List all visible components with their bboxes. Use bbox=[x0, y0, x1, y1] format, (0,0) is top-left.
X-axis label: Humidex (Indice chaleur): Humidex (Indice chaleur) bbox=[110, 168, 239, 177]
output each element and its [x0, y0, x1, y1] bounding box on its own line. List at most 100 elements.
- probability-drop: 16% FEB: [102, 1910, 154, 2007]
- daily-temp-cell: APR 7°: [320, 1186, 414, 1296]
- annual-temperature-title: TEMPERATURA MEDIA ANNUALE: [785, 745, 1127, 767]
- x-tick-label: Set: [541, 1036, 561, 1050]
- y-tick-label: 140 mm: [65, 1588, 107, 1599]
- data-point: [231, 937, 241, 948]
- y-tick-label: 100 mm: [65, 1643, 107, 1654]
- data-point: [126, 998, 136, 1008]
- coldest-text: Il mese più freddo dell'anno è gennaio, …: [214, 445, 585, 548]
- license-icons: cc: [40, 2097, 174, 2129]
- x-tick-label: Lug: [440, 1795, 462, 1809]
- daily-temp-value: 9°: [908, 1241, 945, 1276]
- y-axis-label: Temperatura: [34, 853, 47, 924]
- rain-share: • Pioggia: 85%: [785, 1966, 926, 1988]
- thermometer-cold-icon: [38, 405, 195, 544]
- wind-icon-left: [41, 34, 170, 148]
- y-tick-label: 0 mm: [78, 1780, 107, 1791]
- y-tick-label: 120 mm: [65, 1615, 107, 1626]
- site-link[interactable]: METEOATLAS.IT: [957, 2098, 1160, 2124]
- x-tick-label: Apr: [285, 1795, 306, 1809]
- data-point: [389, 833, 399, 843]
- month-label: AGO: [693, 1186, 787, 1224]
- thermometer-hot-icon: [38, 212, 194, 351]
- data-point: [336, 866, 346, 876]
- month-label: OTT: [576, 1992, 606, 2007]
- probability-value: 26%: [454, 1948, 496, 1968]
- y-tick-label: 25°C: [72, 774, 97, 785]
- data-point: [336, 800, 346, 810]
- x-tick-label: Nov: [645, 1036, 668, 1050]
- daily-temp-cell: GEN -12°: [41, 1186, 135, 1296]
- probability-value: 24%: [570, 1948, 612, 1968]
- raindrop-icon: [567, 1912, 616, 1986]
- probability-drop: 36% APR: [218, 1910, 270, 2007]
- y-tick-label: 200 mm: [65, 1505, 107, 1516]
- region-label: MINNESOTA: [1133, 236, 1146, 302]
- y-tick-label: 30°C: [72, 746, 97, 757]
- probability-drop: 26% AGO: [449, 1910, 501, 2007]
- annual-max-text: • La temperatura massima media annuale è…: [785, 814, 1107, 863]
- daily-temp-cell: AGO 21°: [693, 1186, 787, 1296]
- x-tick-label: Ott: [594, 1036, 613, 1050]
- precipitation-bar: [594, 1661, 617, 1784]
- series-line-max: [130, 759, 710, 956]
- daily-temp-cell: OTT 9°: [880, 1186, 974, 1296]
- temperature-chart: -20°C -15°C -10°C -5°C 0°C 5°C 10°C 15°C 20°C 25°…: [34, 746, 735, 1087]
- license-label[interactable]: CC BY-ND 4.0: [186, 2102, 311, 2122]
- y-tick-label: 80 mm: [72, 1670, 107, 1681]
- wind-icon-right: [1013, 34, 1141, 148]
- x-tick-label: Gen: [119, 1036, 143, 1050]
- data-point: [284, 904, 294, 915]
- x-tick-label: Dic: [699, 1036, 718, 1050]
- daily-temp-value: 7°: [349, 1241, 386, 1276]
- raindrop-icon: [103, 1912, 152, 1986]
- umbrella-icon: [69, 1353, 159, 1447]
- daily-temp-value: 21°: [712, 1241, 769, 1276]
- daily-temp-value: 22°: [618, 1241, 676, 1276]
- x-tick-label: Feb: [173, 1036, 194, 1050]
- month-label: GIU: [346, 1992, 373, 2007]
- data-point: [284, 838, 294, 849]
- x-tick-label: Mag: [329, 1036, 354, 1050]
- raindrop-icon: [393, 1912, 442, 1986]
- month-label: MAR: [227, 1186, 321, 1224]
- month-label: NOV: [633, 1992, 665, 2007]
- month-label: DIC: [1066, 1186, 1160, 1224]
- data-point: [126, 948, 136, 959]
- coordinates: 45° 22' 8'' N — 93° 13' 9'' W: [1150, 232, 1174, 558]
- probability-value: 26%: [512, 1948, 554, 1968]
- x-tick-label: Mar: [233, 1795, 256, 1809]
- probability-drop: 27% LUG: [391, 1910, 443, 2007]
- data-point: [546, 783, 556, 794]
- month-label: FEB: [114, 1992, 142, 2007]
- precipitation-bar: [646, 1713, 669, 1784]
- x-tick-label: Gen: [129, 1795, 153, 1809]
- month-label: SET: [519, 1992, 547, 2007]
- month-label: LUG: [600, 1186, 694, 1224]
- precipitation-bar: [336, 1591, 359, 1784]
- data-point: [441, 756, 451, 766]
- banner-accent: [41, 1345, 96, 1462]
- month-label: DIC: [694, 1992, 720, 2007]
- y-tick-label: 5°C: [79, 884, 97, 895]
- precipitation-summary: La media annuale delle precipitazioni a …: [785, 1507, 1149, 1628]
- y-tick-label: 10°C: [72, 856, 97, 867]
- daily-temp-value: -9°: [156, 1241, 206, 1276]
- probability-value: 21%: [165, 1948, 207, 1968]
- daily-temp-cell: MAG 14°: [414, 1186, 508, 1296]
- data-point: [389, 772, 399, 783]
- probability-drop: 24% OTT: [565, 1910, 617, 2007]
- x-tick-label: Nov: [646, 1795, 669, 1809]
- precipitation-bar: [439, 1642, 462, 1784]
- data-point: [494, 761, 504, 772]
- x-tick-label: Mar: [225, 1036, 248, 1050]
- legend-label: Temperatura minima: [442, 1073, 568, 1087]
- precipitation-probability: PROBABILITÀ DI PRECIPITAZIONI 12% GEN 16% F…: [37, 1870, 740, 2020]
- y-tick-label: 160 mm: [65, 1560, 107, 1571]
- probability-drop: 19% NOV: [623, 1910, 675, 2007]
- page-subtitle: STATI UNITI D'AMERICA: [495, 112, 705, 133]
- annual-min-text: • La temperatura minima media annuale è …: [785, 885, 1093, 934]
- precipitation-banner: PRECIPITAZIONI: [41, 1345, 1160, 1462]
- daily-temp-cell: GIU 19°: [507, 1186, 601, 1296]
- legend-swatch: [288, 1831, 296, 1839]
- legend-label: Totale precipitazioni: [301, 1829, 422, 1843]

**********

Aufgabenziel =>
Gib die Zeilen aller Datensätze oben unverändert noch einmal wieder.

Endergebnis =>
List all visible components with their bboxes. Use bbox=[x0, y0, x1, y1] format, (0,0) is top-left.
X-axis label: Humidex (Indice chaleur): Humidex (Indice chaleur) bbox=[110, 168, 239, 177]
output each element and its [x0, y0, x1, y1] bounding box on its own line. List at most 100 elements.
- probability-drop: 16% FEB: [102, 1910, 154, 2007]
- daily-temp-cell: APR 7°: [320, 1186, 414, 1296]
- annual-temperature-title: TEMPERATURA MEDIA ANNUALE: [785, 745, 1127, 767]
- x-tick-label: Set: [541, 1036, 561, 1050]
- y-tick-label: 140 mm: [65, 1588, 107, 1599]
- data-point: [231, 937, 241, 948]
- y-tick-label: 100 mm: [65, 1643, 107, 1654]
- data-point: [126, 998, 136, 1008]
- coldest-text: Il mese più freddo dell'anno è gennaio, …: [214, 445, 585, 548]
- license-icons: cc: [40, 2097, 174, 2129]
- x-tick-label: Lug: [440, 1795, 462, 1809]
- daily-temp-value: 9°: [908, 1241, 945, 1276]
- y-axis-label: Temperatura: [34, 853, 47, 924]
- rain-share: • Pioggia: 85%: [785, 1966, 926, 1988]
- thermometer-cold-icon: [38, 405, 195, 544]
- wind-icon-left: [41, 34, 170, 148]
- y-tick-label: 0 mm: [78, 1780, 107, 1791]
- y-tick-label: 120 mm: [65, 1615, 107, 1626]
- site-link[interactable]: METEOATLAS.IT: [957, 2098, 1160, 2124]
- x-tick-label: Apr: [285, 1795, 306, 1809]
- data-point: [389, 833, 399, 843]
- month-label: AGO: [693, 1186, 787, 1224]
- thermometer-hot-icon: [38, 212, 194, 351]
- data-point: [336, 866, 346, 876]
- month-label: OTT: [576, 1992, 606, 2007]
- probability-value: 26%: [454, 1948, 496, 1968]
- y-tick-label: 25°C: [72, 774, 97, 785]
- data-point: [336, 800, 346, 810]
- x-tick-label: Nov: [645, 1036, 668, 1050]
- daily-temp-cell: GEN -12°: [41, 1186, 135, 1296]
- probability-value: 24%: [570, 1948, 612, 1968]
- raindrop-icon: [567, 1912, 616, 1986]
- probability-drop: 36% APR: [218, 1910, 270, 2007]
- y-tick-label: 200 mm: [65, 1505, 107, 1516]
- region-label: MINNESOTA: [1133, 236, 1146, 302]
- y-tick-label: 30°C: [72, 746, 97, 757]
- probability-drop: 26% AGO: [449, 1910, 501, 2007]
- annual-max-text: • La temperatura massima media annuale è…: [785, 814, 1107, 863]
- daily-temp-cell: AGO 21°: [693, 1186, 787, 1296]
- x-tick-label: Ott: [594, 1036, 613, 1050]
- precipitation-bar: [594, 1661, 617, 1784]
- series-line-max: [130, 759, 710, 956]
- daily-temp-cell: OTT 9°: [880, 1186, 974, 1296]
- temperature-chart: -20°C -15°C -10°C -5°C 0°C 5°C 10°C 15°C 20°C 25°…: [34, 746, 735, 1087]
- license-label[interactable]: CC BY-ND 4.0: [186, 2102, 311, 2122]
- y-tick-label: 80 mm: [72, 1670, 107, 1681]
- wind-icon-right: [1013, 34, 1141, 148]
- x-tick-label: Gen: [119, 1036, 143, 1050]
- data-point: [284, 904, 294, 915]
- x-tick-label: Dic: [699, 1036, 718, 1050]
- daily-temp-value: 7°: [349, 1241, 386, 1276]
- raindrop-icon: [103, 1912, 152, 1986]
- umbrella-icon: [69, 1353, 159, 1447]
- daily-temp-value: 21°: [712, 1241, 769, 1276]
- daily-temp-value: 22°: [618, 1241, 676, 1276]
- x-tick-label: Feb: [173, 1036, 194, 1050]
- month-label: GIU: [346, 1992, 373, 2007]
- data-point: [284, 838, 294, 849]
- x-tick-label: Mag: [329, 1036, 354, 1050]
- raindrop-icon: [393, 1912, 442, 1986]
- month-label: MAR: [227, 1186, 321, 1224]
- month-label: NOV: [633, 1992, 665, 2007]
- month-label: DIC: [1066, 1186, 1160, 1224]
- data-point: [126, 948, 136, 959]
- coordinates: 45° 22' 8'' N — 93° 13' 9'' W: [1150, 232, 1174, 558]
- probability-value: 26%: [512, 1948, 554, 1968]
- x-tick-label: Mar: [233, 1795, 256, 1809]
- probability-drop: 27% LUG: [391, 1910, 443, 2007]
- data-point: [546, 783, 556, 794]
- month-label: FEB: [114, 1992, 142, 2007]
- precipitation-bar: [646, 1713, 669, 1784]
- x-tick-label: Gen: [129, 1795, 153, 1809]
- month-label: SET: [519, 1992, 547, 2007]
- month-label: LUG: [600, 1186, 694, 1224]
- precipitation-bar: [336, 1591, 359, 1784]
- data-point: [441, 756, 451, 766]
- banner-accent: [41, 1345, 96, 1462]
- month-label: DIC: [694, 1992, 720, 2007]
- y-tick-label: 5°C: [79, 884, 97, 895]
- precipitation-summary: La media annuale delle precipitazioni a …: [785, 1507, 1149, 1628]
- y-tick-label: 10°C: [72, 856, 97, 867]
- daily-temp-value: -9°: [156, 1241, 206, 1276]
- probability-value: 21%: [165, 1948, 207, 1968]
- daily-temp-cell: MAG 14°: [414, 1186, 508, 1296]
- data-point: [389, 772, 399, 783]
- probability-drop: 24% OTT: [565, 1910, 617, 2007]
- x-tick-label: Nov: [646, 1795, 669, 1809]
- precipitation-bar: [439, 1642, 462, 1784]
- data-point: [494, 761, 504, 772]
- x-tick-label: Mar: [225, 1036, 248, 1050]
- legend-label: Temperatura minima: [442, 1073, 568, 1087]
- precipitation-probability: PROBABILITÀ DI PRECIPITAZIONI 12% GEN 16% F…: [37, 1870, 740, 2020]
- y-tick-label: 160 mm: [65, 1560, 107, 1571]
- probability-drop: 19% NOV: [623, 1910, 675, 2007]
- page-subtitle: STATI UNITI D'AMERICA: [495, 112, 705, 133]
- annual-min-text: • La temperatura minima media annuale è …: [785, 885, 1093, 934]
- precipitation-banner: PRECIPITAZIONI: [41, 1345, 1160, 1462]
- daily-temp-cell: GIU 19°: [507, 1186, 601, 1296]
- legend-swatch: [288, 1831, 296, 1839]
- legend-label: Totale precipitazioni: [301, 1829, 422, 1843]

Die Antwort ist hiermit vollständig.